Short exercise = Write out each line from the data below that includes the word "this".
>> BEGIN Raw data
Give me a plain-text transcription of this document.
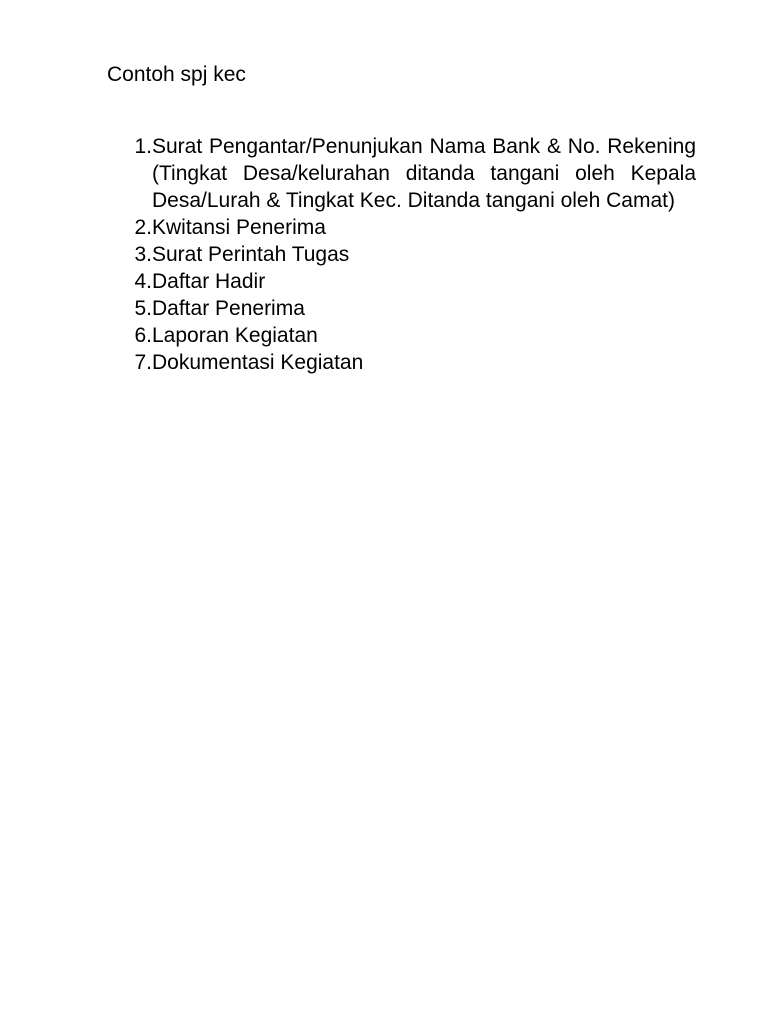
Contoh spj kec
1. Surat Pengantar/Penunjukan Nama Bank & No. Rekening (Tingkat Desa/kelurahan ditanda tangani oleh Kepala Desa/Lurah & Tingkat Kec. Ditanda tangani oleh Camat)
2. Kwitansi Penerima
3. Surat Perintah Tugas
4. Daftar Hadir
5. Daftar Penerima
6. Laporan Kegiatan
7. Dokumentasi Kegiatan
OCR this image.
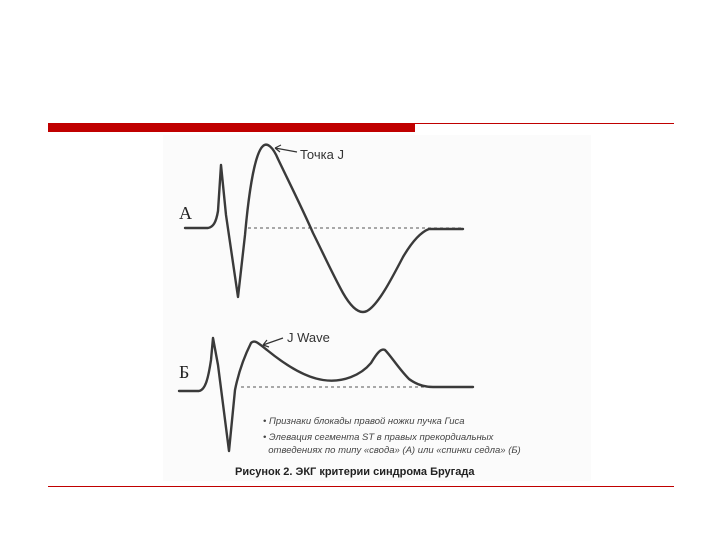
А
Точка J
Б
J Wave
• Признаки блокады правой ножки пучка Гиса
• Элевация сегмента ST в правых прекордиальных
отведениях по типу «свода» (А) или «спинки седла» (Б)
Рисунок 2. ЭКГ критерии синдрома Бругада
>> END Raw data
Solution =
Give me a plain-text transcription of this document.
OCR this image.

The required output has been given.